### PROBLEMS TO SOLVE
1) Translate this sentence from the article on the Marin landfill into Spanish: "Mr. North added that methane levels are tracked assiduously by the Bay Area Air Quality Management District."
2) According to the article on the Marin landfill, how many wells does the landfill currently have to collect gas?

### ARTICLE

▬▬▬

The grand jury report stokes fears that if RLI loses its appeal the landfill will not be able to proceed with the gas-to-energy plan, a construction-and-demolition recovery facility and an expanded composting operation, all of which are allowed by the 2008 permit. The landfill’s deputy manager, Dan North, said that RLI is moving forward on all three projects.

Marin has a “zero waste” goal of diverting 94 percent of waste from the landfill, and, based on its current diversion rate of around 75 percent, the grand jury estimated the landfill will last until almost 2050 with an expansion, or just another seven to nine years without. At zero waste an expanded landfill could last until just past 2070 and the current landfill until after 2040.

Critics of the grand jury report, such as Bruce Baum, a resident of both San Anselmo and Inverness and a co-chair of the group that filed suit, have called the report a one-sided discussion. “It’s very difficult to believe that the grand jury produced a report that reads like a promotional document for the waste industry,” he said in a phone interview with the Light, suggesting that it did just that.

Mr. Baum’s group points to the fact that the landfill is unlined, below sea level and in a tidal wetlands area. But Rebecca Ng, deputy director of Marin County Environmental Health Services, which regulates waste on behalf of the state, said the landfill was purposefully built near the water back in the 1950s to take advantage of bay mud, a thick layer of clay that Ms. Ng said acts as a natural liner. 

Mr. North said that although new landfills require plastic liners, there are tradeoffs because plastic can tear. He said once the plastic liner of a landfill in Sonoma County broke and RLI had to take the entire county’s trash for a time. “That’s like the nightmare scenario,” he said.

The grand jury’s support of methane-derived energy also drew Mr. Baum’s ire. 

Although methane has a far shorter atmospheric lifespan than carbon dioxide, because it traps heat more effectively, it has an impact over 20 times greater than carbon dioxide. The landfill currently has over 100 wells that collect the gas, and 3,000 cubic feet is flared every minute in two tall stacks, where it’s transformed into carbon dioxide and water. 

The Sierra Club’s California’s Energy-Climate Committee opposes methane gas-to-energy plants, arguing that companies, in an attempt to create more methane to turn into energy, add moisture to landfills. The Sierra Club believes such an approach can increase the methane that can escape into the atmosphere, since wells don’t capture 100 percent of the gas. Mr. North said RLI has no plans to rehydrate the landfill, but will instead attempt to remove moisture.

Mr. North added that methane levels are tracked assiduously by the Bay Area Air Quality Management District. 

The grand jury expressed repeated concerns about the prospect of having to haul waste out of the county if the landfill does not expand. “Marin will need to find another landfill, a problematic issue since county officials have stated that it will be impossible to find an alternate site within the county,” the report states. “Not finding an alternate site in Marin County means our trash becomes another county’s problem and increases our carbon footprint.” 

Judge Duryee also ruled that RLI did not adequately investigate the feasibility and environmental consequences of building a new landfill, as required by the California Environmental Quality Act (CEQA), stating that RLI needed “verifiable facts” and not “abstract or speculative conclusions” to determine a new landfill’s infeasibility. Mr. North frankly contended, “There will never be another landfill permitted in Marin County, and maybe even in California.”

▬▬▬

### RECORDS
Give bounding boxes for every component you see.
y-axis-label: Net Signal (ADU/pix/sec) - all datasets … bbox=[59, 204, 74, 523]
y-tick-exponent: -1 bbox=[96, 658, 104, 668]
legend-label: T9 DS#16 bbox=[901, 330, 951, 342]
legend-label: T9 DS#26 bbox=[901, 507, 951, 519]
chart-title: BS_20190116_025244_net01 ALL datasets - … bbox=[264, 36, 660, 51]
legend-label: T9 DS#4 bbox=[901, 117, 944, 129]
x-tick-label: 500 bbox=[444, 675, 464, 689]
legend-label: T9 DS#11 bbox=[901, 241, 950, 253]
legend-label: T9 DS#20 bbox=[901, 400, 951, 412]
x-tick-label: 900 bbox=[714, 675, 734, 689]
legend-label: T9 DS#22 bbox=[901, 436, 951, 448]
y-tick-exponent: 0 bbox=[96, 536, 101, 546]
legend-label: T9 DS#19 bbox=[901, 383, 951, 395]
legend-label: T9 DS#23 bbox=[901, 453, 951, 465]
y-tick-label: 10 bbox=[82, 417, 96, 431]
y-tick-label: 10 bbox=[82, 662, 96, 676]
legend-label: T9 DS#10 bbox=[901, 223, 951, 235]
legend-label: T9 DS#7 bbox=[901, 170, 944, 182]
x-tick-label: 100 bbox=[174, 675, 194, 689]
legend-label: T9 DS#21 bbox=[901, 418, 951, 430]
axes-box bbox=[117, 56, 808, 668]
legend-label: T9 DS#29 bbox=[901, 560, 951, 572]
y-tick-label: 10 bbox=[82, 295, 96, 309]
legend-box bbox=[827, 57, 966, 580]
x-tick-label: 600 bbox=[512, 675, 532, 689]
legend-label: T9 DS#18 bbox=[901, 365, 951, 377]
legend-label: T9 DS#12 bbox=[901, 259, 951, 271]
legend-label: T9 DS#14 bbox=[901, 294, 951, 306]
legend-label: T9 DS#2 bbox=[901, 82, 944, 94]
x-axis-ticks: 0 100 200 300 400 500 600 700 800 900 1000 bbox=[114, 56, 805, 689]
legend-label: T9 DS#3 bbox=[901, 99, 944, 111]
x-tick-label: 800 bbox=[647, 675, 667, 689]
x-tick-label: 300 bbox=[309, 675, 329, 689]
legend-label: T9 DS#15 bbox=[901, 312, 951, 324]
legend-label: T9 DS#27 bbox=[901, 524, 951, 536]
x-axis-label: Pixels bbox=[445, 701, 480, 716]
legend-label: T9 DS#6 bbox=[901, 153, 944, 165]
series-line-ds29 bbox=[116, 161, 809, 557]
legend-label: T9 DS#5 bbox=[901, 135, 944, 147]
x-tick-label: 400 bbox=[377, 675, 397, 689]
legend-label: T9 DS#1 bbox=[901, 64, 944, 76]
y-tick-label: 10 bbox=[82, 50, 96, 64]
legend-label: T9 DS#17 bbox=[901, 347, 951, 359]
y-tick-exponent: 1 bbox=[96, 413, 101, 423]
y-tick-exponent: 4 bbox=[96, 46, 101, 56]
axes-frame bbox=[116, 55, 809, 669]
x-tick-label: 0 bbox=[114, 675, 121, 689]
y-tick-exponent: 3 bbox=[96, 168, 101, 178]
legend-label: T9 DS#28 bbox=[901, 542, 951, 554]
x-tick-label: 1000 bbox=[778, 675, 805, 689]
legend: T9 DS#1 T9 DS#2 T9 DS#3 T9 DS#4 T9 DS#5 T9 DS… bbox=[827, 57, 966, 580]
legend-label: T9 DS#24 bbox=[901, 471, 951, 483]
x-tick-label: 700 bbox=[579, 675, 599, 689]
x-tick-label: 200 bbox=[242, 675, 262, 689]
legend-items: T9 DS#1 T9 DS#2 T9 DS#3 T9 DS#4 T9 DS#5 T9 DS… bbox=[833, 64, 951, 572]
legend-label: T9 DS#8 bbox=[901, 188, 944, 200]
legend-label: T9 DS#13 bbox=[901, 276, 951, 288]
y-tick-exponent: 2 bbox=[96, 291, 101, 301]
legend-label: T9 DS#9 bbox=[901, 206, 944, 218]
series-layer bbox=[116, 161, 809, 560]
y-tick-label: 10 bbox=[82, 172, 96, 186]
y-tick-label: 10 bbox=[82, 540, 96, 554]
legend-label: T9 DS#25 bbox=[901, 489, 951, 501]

▬▬▬

### SOLUTIONS IN ORDER
1) El Sr. North añadió que los niveles de metano son vigilados minuciosamente por el Distrito de Gestión de la Calidad del Aire del Área de la Bahía.

2) Over 100 wells.